# Stored records
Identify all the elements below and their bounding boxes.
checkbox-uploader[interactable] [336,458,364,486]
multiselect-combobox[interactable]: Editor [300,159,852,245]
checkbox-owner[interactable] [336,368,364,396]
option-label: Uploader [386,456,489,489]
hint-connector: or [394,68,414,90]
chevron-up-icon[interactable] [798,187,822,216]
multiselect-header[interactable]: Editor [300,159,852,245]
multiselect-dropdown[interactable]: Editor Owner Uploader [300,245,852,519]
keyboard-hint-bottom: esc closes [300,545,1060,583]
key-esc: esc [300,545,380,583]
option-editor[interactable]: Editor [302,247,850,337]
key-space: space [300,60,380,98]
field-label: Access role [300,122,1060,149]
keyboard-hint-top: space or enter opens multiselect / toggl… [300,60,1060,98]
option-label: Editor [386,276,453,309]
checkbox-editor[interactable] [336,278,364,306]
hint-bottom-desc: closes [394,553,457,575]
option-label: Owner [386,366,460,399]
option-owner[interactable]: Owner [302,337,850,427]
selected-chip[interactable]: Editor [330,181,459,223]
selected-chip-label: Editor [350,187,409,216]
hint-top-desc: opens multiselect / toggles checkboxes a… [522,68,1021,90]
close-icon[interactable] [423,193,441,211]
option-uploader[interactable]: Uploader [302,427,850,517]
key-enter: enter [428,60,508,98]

# What to produce
Reproduce all of the items above line by line, without changing a single character.

# Answer for the task
Identify all the elements below and their bounding boxes.
checkbox-uploader[interactable] [336,458,364,486]
multiselect-combobox[interactable]: Editor [300,159,852,245]
checkbox-owner[interactable] [336,368,364,396]
option-label: Uploader [386,456,489,489]
hint-connector: or [394,68,414,90]
chevron-up-icon[interactable] [798,187,822,216]
multiselect-header[interactable]: Editor [300,159,852,245]
multiselect-dropdown[interactable]: Editor Owner Uploader [300,245,852,519]
keyboard-hint-bottom: esc closes [300,545,1060,583]
key-esc: esc [300,545,380,583]
option-editor[interactable]: Editor [302,247,850,337]
key-space: space [300,60,380,98]
field-label: Access role [300,122,1060,149]
keyboard-hint-top: space or enter opens multiselect / toggl… [300,60,1060,98]
option-label: Editor [386,276,453,309]
checkbox-editor[interactable] [336,278,364,306]
hint-bottom-desc: closes [394,553,457,575]
option-label: Owner [386,366,460,399]
option-owner[interactable]: Owner [302,337,850,427]
selected-chip[interactable]: Editor [330,181,459,223]
selected-chip-label: Editor [350,187,409,216]
hint-top-desc: opens multiselect / toggles checkboxes a… [522,68,1021,90]
close-icon[interactable] [423,193,441,211]
option-uploader[interactable]: Uploader [302,427,850,517]
key-enter: enter [428,60,508,98]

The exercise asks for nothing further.